▸ **YOUR INSTRUCTIONS**
Type out the data exactly as given. Skip any image.

* * *

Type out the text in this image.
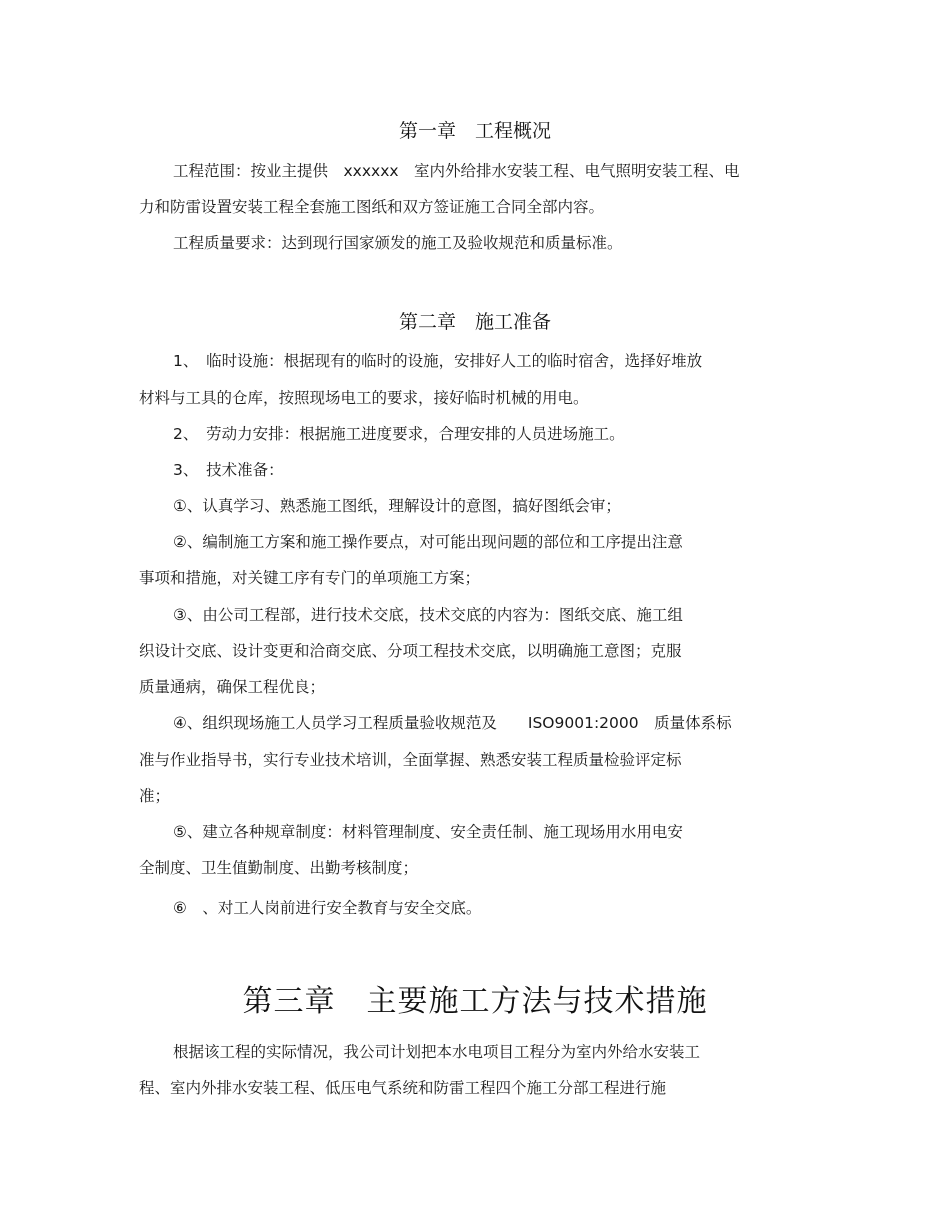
第一章　工程概况
工程范围：按业主提供　xxxxxx　室内外给排水安装工程、电气照明安装工程、电
力和防雷设置安装工程全套施工图纸和双方签证施工合同全部内容。
工程质量要求：达到现行国家颁发的施工及验收规范和质量标准。
第二章　施工准备
1、　临时设施：根据现有的临时的设施，安排好人工的临时宿舍，选择好堆放
材料与工具的仓库，按照现场电工的要求，接好临时机械的用电。
2、　劳动力安排：根据施工进度要求，合理安排的人员进场施工。
3、　技术准备：
①、认真学习、熟悉施工图纸，理解设计的意图，搞好图纸会审；
②、编制施工方案和施工操作要点，对可能出现问题的部位和工序提出注意
事项和措施，对关键工序有专门的单项施工方案；
③、由公司工程部，进行技术交底，技术交底的内容为：图纸交底、施工组
织设计交底、设计变更和洽商交底、分项工程技术交底，以明确施工意图；克服
质量通病，确保工程优良；
④、组织现场施工人员学习工程质量验收规范及　　ISO9001:2000　质量体系标
准与作业指导书，实行专业技术培训，全面掌握、熟悉安装工程质量检验评定标
准；
⑤、建立各种规章制度：材料管理制度、安全责任制、施工现场用水用电安
全制度、卫生值勤制度、出勤考核制度；
⑥　、对工人岗前进行安全教育与安全交底。
第三章　主要施工方法与技术措施
根据该工程的实际情况，我公司计划把本水电项目工程分为室内外给水安装工
程、室内外排水安装工程、低压电气系统和防雷工程四个施工分部工程进行施
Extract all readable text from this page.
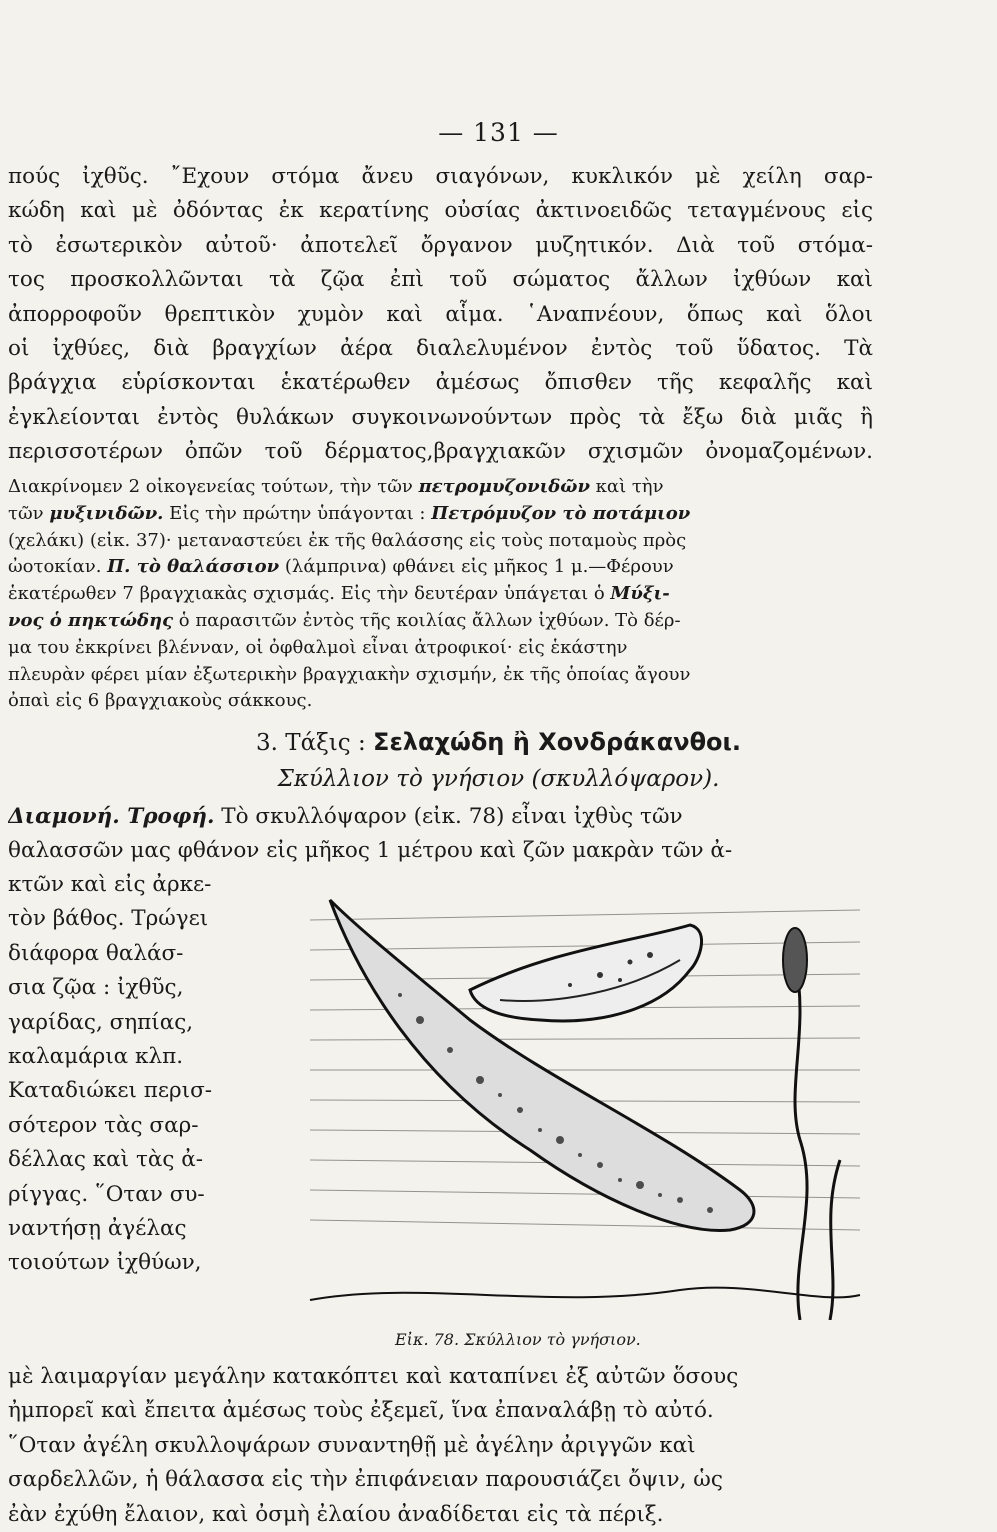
— 131 —
πούς ἰχθῦς. ῎Εχουν στόμα ἄνευ σιαγόνων, κυκλικόν μὲ χείλη σαρ-
κώδη καὶ μὲ ὀδόντας ἐκ κερατίνης οὐσίας ἀκτινοειδῶς τεταγμένους εἰς
τὸ ἐσωτερικὸν αὐτοῦ· ἀποτελεῖ ὄργανον μυζητικόν. Διὰ τοῦ στόμα-
τος προσκολλῶνται τὰ ζῷα ἐπὶ τοῦ σώματος ἄλλων ἰχθύων καὶ
ἀπορροφοῦν θρεπτικὸν χυμὸν καὶ αἷμα. ῾Αναπνέουν, ὅπως καὶ ὅλοι
οἱ ἰχθύες, διὰ βραγχίων ἀέρα διαλελυμένον ἐντὸς τοῦ ὕδατος. Τὰ
βράγχια εὑρίσκονται ἑκατέρωθεν ἀμέσως ὄπισθεν τῆς κεφαλῆς καὶ
ἐγκλείονται ἐντὸς θυλάκων συγκοινωνούντων πρὸς τὰ ἔξω διὰ μιᾶς ἢ
περισσοτέρων ὀπῶν τοῦ δέρματος,βραγχιακῶν σχισμῶν ὀνομαζομένων.
Διακρίνομεν 2 οἰκογενείας τούτων, τὴν τῶν πετρομυζονιδῶν καὶ τὴν
τῶν μυξινιδῶν. Εἰς τὴν πρώτην ὑπάγονται : Πετρόμυζον τὸ ποτάμιον
(χελάκι) (εἰκ. 37)· μεταναστεύει ἐκ τῆς θαλάσσης εἰς τοὺς ποταμοὺς πρὸς
ὠοτοκίαν. Π. τὸ θαλάσσιον (λάμπρινα) φθάνει εἰς μῆκος 1 μ.—Φέρουν
ἑκατέρωθεν 7 βραγχιακὰς σχισμάς. Εἰς τὴν δευτέραν ὑπάγεται ὁ Μύξι-
νος ὁ πηκτώδης ὁ παρασιτῶν ἐντὸς τῆς κοιλίας ἄλλων ἰχθύων. Τὸ δέρ-
μα του ἐκκρίνει βλένναν, οἱ ὀφθαλμοὶ εἶναι ἀτροφικοί· εἰς ἑκάστην
πλευρὰν φέρει μίαν ἐξωτερικὴν βραγχιακὴν σχισμήν, ἐκ τῆς ὁποίας ἄγουν
ὀπαὶ εἰς 6 βραγχιακοὺς σάκκους.
3. Τάξις : Σελαχώδη ἢ Χονδράκανθοι.
Σκύλλιον τὸ γνήσιον (σκυλλόψαρον).
Διαμονή. Τροφή. Τὸ σκυλλόψαρον (εἰκ. 78) εἶναι ἰχθὺς τῶν
θαλασσῶν μας φθάνον εἰς μῆκος 1 μέτρου καὶ ζῶν μακρὰν τῶν ἀ-
κτῶν καὶ εἰς ἀρκε-
τὸν βάθος. Τρώγει
διάφορα θαλάσ-
σια ζῷα : ἰχθῦς,
γαρίδας, σηπίας,
καλαμάρια κλπ.
Καταδιώκει περισ-
σότερον τὰς σαρ-
δέλλας καὶ τὰς ἀ-
ρίγγας. ῞Οταν συ-
ναντήσῃ ἀγέλας
τοιούτων ἰχθύων,
Εἰκ. 78. Σκύλλιον τὸ γνήσιον.
μὲ λαιμαργίαν μεγάλην κατακόπτει καὶ καταπίνει ἐξ αὐτῶν ὅσους
ἠμπορεῖ καὶ ἔπειτα ἀμέσως τοὺς ἐξεμεῖ, ἵνα ἐπαναλάβῃ τὸ αὐτό.
῞Οταν ἀγέλη σκυλλοψάρων συναντηθῇ μὲ ἀγέλην ἀριγγῶν καὶ
σαρδελλῶν, ἡ θάλασσα εἰς τὴν ἐπιφάνειαν παρουσιάζει ὄψιν, ὡς
ἐὰν ἐχύθη ἔλαιον, καὶ ὀσμὴ ἐλαίου ἀναδίδεται εἰς τὰ πέριξ.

* * *

▸ **TASK SOLUTION**
Type out the text in this image.
第一章　工程概况
工程范围：按业主提供　xxxxxx　室内外给排水安装工程、电气照明安装工程、电
力和防雷设置安装工程全套施工图纸和双方签证施工合同全部内容。
工程质量要求：达到现行国家颁发的施工及验收规范和质量标准。
第二章　施工准备
1、　临时设施：根据现有的临时的设施，安排好人工的临时宿舍，选择好堆放
材料与工具的仓库，按照现场电工的要求，接好临时机械的用电。
2、　劳动力安排：根据施工进度要求，合理安排的人员进场施工。
3、　技术准备：
①、认真学习、熟悉施工图纸，理解设计的意图，搞好图纸会审；
②、编制施工方案和施工操作要点，对可能出现问题的部位和工序提出注意
事项和措施，对关键工序有专门的单项施工方案；
③、由公司工程部，进行技术交底，技术交底的内容为：图纸交底、施工组
织设计交底、设计变更和洽商交底、分项工程技术交底，以明确施工意图；克服
质量通病，确保工程优良；
④、组织现场施工人员学习工程质量验收规范及　　ISO9001:2000　质量体系标
准与作业指导书，实行专业技术培训，全面掌握、熟悉安装工程质量检验评定标
准；
⑤、建立各种规章制度：材料管理制度、安全责任制、施工现场用水用电安
全制度、卫生值勤制度、出勤考核制度；
⑥　、对工人岗前进行安全教育与安全交底。
第三章　主要施工方法与技术措施
根据该工程的实际情况，我公司计划把本水电项目工程分为室内外给水安装工
程、室内外排水安装工程、低压电气系统和防雷工程四个施工分部工程进行施
Extract all readable text from this page.
— 131 —
πούς ἰχθῦς. ῎Εχουν στόμα ἄνευ σιαγόνων, κυκλικόν μὲ χείλη σαρ-
κώδη καὶ μὲ ὀδόντας ἐκ κερατίνης οὐσίας ἀκτινοειδῶς τεταγμένους εἰς
τὸ ἐσωτερικὸν αὐτοῦ· ἀποτελεῖ ὄργανον μυζητικόν. Διὰ τοῦ στόμα-
τος προσκολλῶνται τὰ ζῷα ἐπὶ τοῦ σώματος ἄλλων ἰχθύων καὶ
ἀπορροφοῦν θρεπτικὸν χυμὸν καὶ αἷμα. ῾Αναπνέουν, ὅπως καὶ ὅλοι
οἱ ἰχθύες, διὰ βραγχίων ἀέρα διαλελυμένον ἐντὸς τοῦ ὕδατος. Τὰ
βράγχια εὑρίσκονται ἑκατέρωθεν ἀμέσως ὄπισθεν τῆς κεφαλῆς καὶ
ἐγκλείονται ἐντὸς θυλάκων συγκοινωνούντων πρὸς τὰ ἔξω διὰ μιᾶς ἢ
περισσοτέρων ὀπῶν τοῦ δέρματος,βραγχιακῶν σχισμῶν ὀνομαζομένων.
Διακρίνομεν 2 οἰκογενείας τούτων, τὴν τῶν πετρομυζονιδῶν καὶ τὴν
τῶν μυξινιδῶν. Εἰς τὴν πρώτην ὑπάγονται : Πετρόμυζον τὸ ποτάμιον
(χελάκι) (εἰκ. 37)· μεταναστεύει ἐκ τῆς θαλάσσης εἰς τοὺς ποταμοὺς πρὸς
ὠοτοκίαν. Π. τὸ θαλάσσιον (λάμπρινα) φθάνει εἰς μῆκος 1 μ.—Φέρουν
ἑκατέρωθεν 7 βραγχιακὰς σχισμάς. Εἰς τὴν δευτέραν ὑπάγεται ὁ Μύξι-
νος ὁ πηκτώδης ὁ παρασιτῶν ἐντὸς τῆς κοιλίας ἄλλων ἰχθύων. Τὸ δέρ-
μα του ἐκκρίνει βλένναν, οἱ ὀφθαλμοὶ εἶναι ἀτροφικοί· εἰς ἑκάστην
πλευρὰν φέρει μίαν ἐξωτερικὴν βραγχιακὴν σχισμήν, ἐκ τῆς ὁποίας ἄγουν
ὀπαὶ εἰς 6 βραγχιακοὺς σάκκους.
3. Τάξις : Σελαχώδη ἢ Χονδράκανθοι.
Σκύλλιον τὸ γνήσιον (σκυλλόψαρον).
Διαμονή. Τροφή. Τὸ σκυλλόψαρον (εἰκ. 78) εἶναι ἰχθὺς τῶν
θαλασσῶν μας φθάνον εἰς μῆκος 1 μέτρου καὶ ζῶν μακρὰν τῶν ἀ-
κτῶν καὶ εἰς ἀρκε-
τὸν βάθος. Τρώγει
διάφορα θαλάσ-
σια ζῷα : ἰχθῦς,
γαρίδας, σηπίας,
καλαμάρια κλπ.
Καταδιώκει περισ-
σότερον τὰς σαρ-
δέλλας καὶ τὰς ἀ-
ρίγγας. ῞Οταν συ-
ναντήσῃ ἀγέλας
τοιούτων ἰχθύων,
Εἰκ. 78. Σκύλλιον τὸ γνήσιον.
μὲ λαιμαργίαν μεγάλην κατακόπτει καὶ καταπίνει ἐξ αὐτῶν ὅσους
ἠμπορεῖ καὶ ἔπειτα ἀμέσως τοὺς ἐξεμεῖ, ἵνα ἐπαναλάβῃ τὸ αὐτό.
῞Οταν ἀγέλη σκυλλοψάρων συναντηθῇ μὲ ἀγέλην ἀριγγῶν καὶ
σαρδελλῶν, ἡ θάλασσα εἰς τὴν ἐπιφάνειαν παρουσιάζει ὄψιν, ὡς
ἐὰν ἐχύθη ἔλαιον, καὶ ὀσμὴ ἐλαίου ἀναδίδεται εἰς τὰ πέριξ.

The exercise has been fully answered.